**Exercise description**
Each entry has to be copied exactly, with nothing missed.

## begin Data provided

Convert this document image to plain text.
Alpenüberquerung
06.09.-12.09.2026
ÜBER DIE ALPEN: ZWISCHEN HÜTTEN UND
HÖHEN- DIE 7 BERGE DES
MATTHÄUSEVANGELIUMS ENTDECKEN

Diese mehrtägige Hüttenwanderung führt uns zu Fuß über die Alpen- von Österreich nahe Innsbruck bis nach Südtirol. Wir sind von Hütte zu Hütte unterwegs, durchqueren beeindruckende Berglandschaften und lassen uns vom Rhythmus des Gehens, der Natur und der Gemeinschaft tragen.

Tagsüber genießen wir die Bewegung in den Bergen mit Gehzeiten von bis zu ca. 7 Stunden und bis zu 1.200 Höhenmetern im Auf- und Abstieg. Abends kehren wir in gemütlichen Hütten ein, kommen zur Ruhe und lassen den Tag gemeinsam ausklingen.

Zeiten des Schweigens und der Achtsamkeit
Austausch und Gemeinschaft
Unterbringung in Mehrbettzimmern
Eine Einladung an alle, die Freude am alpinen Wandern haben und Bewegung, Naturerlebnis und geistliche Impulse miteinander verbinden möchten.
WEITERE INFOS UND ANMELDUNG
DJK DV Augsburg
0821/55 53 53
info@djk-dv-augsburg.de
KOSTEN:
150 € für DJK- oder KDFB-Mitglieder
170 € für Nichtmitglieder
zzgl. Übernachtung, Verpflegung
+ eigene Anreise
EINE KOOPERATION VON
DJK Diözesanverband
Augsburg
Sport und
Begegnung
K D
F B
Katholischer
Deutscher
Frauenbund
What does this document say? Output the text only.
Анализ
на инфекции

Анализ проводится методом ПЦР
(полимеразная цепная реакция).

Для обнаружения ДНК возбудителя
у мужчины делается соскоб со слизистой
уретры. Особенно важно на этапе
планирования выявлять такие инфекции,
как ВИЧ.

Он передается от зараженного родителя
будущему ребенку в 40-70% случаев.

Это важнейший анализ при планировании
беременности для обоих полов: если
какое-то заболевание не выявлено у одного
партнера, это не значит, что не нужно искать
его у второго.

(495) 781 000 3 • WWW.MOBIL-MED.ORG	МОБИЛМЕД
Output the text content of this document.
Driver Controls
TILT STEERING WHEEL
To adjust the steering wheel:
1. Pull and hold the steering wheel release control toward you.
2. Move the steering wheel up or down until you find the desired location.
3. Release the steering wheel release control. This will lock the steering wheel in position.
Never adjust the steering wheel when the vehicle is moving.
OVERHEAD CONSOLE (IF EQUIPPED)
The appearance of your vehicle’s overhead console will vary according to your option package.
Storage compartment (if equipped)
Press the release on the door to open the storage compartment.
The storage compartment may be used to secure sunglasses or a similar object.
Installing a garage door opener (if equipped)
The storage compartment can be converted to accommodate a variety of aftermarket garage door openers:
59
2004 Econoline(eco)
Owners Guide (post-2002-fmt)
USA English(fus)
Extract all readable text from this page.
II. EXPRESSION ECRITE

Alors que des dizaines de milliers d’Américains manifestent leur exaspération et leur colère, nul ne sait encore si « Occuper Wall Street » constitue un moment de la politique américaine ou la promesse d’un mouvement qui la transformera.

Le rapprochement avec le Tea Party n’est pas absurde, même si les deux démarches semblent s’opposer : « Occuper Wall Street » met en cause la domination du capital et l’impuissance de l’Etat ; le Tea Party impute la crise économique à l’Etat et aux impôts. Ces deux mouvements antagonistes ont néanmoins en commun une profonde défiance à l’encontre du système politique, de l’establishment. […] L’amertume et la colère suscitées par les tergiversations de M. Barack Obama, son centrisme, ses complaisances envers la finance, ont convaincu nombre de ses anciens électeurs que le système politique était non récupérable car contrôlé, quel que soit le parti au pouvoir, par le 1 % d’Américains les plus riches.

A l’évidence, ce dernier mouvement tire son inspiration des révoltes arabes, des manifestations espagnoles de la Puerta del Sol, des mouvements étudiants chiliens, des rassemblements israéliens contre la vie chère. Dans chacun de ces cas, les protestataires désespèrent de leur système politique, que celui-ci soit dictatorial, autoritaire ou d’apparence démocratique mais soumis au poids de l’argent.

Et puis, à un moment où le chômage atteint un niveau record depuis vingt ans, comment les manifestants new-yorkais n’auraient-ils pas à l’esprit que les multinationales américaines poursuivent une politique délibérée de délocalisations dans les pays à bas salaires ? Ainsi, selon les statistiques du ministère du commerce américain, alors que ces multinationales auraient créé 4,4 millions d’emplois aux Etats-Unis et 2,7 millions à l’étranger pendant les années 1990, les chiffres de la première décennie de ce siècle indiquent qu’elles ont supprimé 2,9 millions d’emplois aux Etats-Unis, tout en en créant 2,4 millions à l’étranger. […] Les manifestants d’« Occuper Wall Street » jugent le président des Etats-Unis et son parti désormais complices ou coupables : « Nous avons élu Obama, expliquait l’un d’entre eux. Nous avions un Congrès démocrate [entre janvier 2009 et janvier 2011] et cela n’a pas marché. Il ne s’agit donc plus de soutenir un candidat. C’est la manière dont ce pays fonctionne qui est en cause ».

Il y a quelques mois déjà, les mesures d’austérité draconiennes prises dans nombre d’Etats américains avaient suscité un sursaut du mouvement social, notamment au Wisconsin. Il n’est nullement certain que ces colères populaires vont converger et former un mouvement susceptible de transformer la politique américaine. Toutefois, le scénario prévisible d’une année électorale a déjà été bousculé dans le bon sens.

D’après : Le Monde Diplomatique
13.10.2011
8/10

## end Data provided

**Expected answer**
Convert this document image to plain text.
Alpenüberquerung
06.09.-12.09.2026
ÜBER DIE ALPEN: ZWISCHEN HÜTTEN UND
HÖHEN- DIE 7 BERGE DES
MATTHÄUSEVANGELIUMS ENTDECKEN

Diese mehrtägige Hüttenwanderung führt uns zu Fuß über die Alpen- von Österreich nahe Innsbruck bis nach Südtirol. Wir sind von Hütte zu Hütte unterwegs, durchqueren beeindruckende Berglandschaften und lassen uns vom Rhythmus des Gehens, der Natur und der Gemeinschaft tragen.

Tagsüber genießen wir die Bewegung in den Bergen mit Gehzeiten von bis zu ca. 7 Stunden und bis zu 1.200 Höhenmetern im Auf- und Abstieg. Abends kehren wir in gemütlichen Hütten ein, kommen zur Ruhe und lassen den Tag gemeinsam ausklingen.

Zeiten des Schweigens und der Achtsamkeit
Austausch und Gemeinschaft
Unterbringung in Mehrbettzimmern
Eine Einladung an alle, die Freude am alpinen Wandern haben und Bewegung, Naturerlebnis und geistliche Impulse miteinander verbinden möchten.
WEITERE INFOS UND ANMELDUNG
DJK DV Augsburg
0821/55 53 53
info@djk-dv-augsburg.de
KOSTEN:
150 € für DJK- oder KDFB-Mitglieder
170 € für Nichtmitglieder
zzgl. Übernachtung, Verpflegung
+ eigene Anreise
EINE KOOPERATION VON
DJK Diözesanverband
Augsburg
Sport und
Begegnung
K D
F B
Katholischer
Deutscher
Frauenbund
What does this document say? Output the text only.
Анализ
на инфекции

Анализ проводится методом ПЦР
(полимеразная цепная реакция).

Для обнаружения ДНК возбудителя
у мужчины делается соскоб со слизистой
уретры. Особенно важно на этапе
планирования выявлять такие инфекции,
как ВИЧ.

Он передается от зараженного родителя
будущему ребенку в 40-70% случаев.

Это важнейший анализ при планировании
беременности для обоих полов: если
какое-то заболевание не выявлено у одного
партнера, это не значит, что не нужно искать
его у второго.

(495) 781 000 3 • WWW.MOBIL-MED.ORG	МОБИЛМЕД
Output the text content of this document.
Driver Controls
TILT STEERING WHEEL
To adjust the steering wheel:
1. Pull and hold the steering wheel release control toward you.
2. Move the steering wheel up or down until you find the desired location.
3. Release the steering wheel release control. This will lock the steering wheel in position.
Never adjust the steering wheel when the vehicle is moving.
OVERHEAD CONSOLE (IF EQUIPPED)
The appearance of your vehicle’s overhead console will vary according to your option package.
Storage compartment (if equipped)
Press the release on the door to open the storage compartment.
The storage compartment may be used to secure sunglasses or a similar object.
Installing a garage door opener (if equipped)
The storage compartment can be converted to accommodate a variety of aftermarket garage door openers:
59
2004 Econoline(eco)
Owners Guide (post-2002-fmt)
USA English(fus)
Extract all readable text from this page.
II. EXPRESSION ECRITE

Alors que des dizaines de milliers d’Américains manifestent leur exaspération et leur colère, nul ne sait encore si « Occuper Wall Street » constitue un moment de la politique américaine ou la promesse d’un mouvement qui la transformera.

Le rapprochement avec le Tea Party n’est pas absurde, même si les deux démarches semblent s’opposer : « Occuper Wall Street » met en cause la domination du capital et l’impuissance de l’Etat ; le Tea Party impute la crise économique à l’Etat et aux impôts. Ces deux mouvements antagonistes ont néanmoins en commun une profonde défiance à l’encontre du système politique, de l’establishment. […] L’amertume et la colère suscitées par les tergiversations de M. Barack Obama, son centrisme, ses complaisances envers la finance, ont convaincu nombre de ses anciens électeurs que le système politique était non récupérable car contrôlé, quel que soit le parti au pouvoir, par le 1 % d’Américains les plus riches.

A l’évidence, ce dernier mouvement tire son inspiration des révoltes arabes, des manifestations espagnoles de la Puerta del Sol, des mouvements étudiants chiliens, des rassemblements israéliens contre la vie chère. Dans chacun de ces cas, les protestataires désespèrent de leur système politique, que celui-ci soit dictatorial, autoritaire ou d’apparence démocratique mais soumis au poids de l’argent.

Et puis, à un moment où le chômage atteint un niveau record depuis vingt ans, comment les manifestants new-yorkais n’auraient-ils pas à l’esprit que les multinationales américaines poursuivent une politique délibérée de délocalisations dans les pays à bas salaires ? Ainsi, selon les statistiques du ministère du commerce américain, alors que ces multinationales auraient créé 4,4 millions d’emplois aux Etats-Unis et 2,7 millions à l’étranger pendant les années 1990, les chiffres de la première décennie de ce siècle indiquent qu’elles ont supprimé 2,9 millions d’emplois aux Etats-Unis, tout en en créant 2,4 millions à l’étranger. […] Les manifestants d’« Occuper Wall Street » jugent le président des Etats-Unis et son parti désormais complices ou coupables : « Nous avons élu Obama, expliquait l’un d’entre eux. Nous avions un Congrès démocrate [entre janvier 2009 et janvier 2011] et cela n’a pas marché. Il ne s’agit donc plus de soutenir un candidat. C’est la manière dont ce pays fonctionne qui est en cause ».

Il y a quelques mois déjà, les mesures d’austérité draconiennes prises dans nombre d’Etats américains avaient suscité un sursaut du mouvement social, notamment au Wisconsin. Il n’est nullement certain que ces colères populaires vont converger et former un mouvement susceptible de transformer la politique américaine. Toutefois, le scénario prévisible d’une année électorale a déjà été bousculé dans le bon sens.

D’après : Le Monde Diplomatique
13.10.2011
8/10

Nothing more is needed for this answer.